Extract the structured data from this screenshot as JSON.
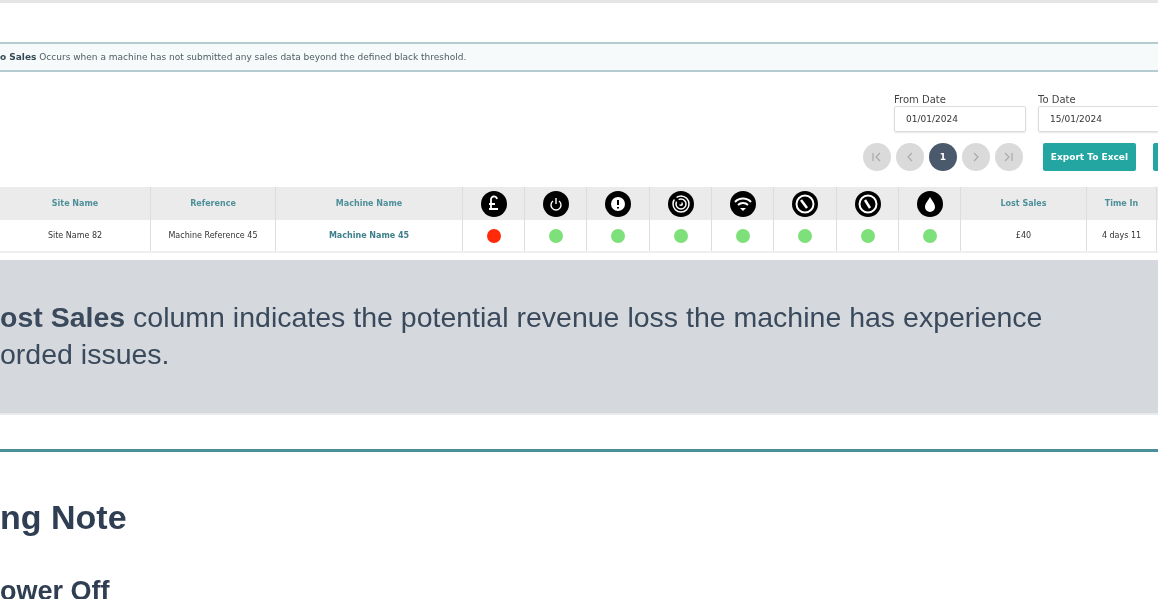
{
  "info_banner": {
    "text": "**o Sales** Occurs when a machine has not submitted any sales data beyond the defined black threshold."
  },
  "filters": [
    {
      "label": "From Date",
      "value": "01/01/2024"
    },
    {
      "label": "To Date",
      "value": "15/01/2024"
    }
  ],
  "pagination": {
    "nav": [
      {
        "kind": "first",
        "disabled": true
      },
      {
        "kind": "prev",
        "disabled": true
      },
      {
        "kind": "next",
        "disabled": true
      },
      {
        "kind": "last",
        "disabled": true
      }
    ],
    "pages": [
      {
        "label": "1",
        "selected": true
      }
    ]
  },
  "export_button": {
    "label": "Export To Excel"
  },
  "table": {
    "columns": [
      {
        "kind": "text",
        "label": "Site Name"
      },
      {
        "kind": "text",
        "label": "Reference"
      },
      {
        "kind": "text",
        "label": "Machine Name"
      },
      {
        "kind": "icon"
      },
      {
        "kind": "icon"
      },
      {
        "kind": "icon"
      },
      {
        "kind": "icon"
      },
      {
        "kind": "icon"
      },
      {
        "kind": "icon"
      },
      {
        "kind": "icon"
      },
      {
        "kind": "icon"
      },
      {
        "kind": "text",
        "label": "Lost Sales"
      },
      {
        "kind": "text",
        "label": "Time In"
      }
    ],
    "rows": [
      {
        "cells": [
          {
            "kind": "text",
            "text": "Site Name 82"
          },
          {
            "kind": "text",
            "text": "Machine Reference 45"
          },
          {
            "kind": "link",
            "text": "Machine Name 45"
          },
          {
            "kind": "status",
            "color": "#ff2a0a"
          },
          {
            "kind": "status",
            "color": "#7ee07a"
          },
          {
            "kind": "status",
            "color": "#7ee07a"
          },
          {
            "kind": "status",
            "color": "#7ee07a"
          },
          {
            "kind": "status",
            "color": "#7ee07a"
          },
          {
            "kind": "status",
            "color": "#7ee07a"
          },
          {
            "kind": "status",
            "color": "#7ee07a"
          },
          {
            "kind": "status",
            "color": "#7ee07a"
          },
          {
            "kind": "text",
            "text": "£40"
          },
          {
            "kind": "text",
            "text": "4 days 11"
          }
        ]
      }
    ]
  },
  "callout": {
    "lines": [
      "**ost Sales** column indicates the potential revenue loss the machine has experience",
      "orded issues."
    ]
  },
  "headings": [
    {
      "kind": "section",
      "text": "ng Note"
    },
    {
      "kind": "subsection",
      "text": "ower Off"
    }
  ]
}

WHAT IS ASKED: From the records above, pull out each line that has "data".

WRITTEN RESPONSE:
Extract the structured data from this screenshot as JSON.
    "text": "**o Sales** Occurs when a machine has not submitted any sales data beyond the defined black threshold."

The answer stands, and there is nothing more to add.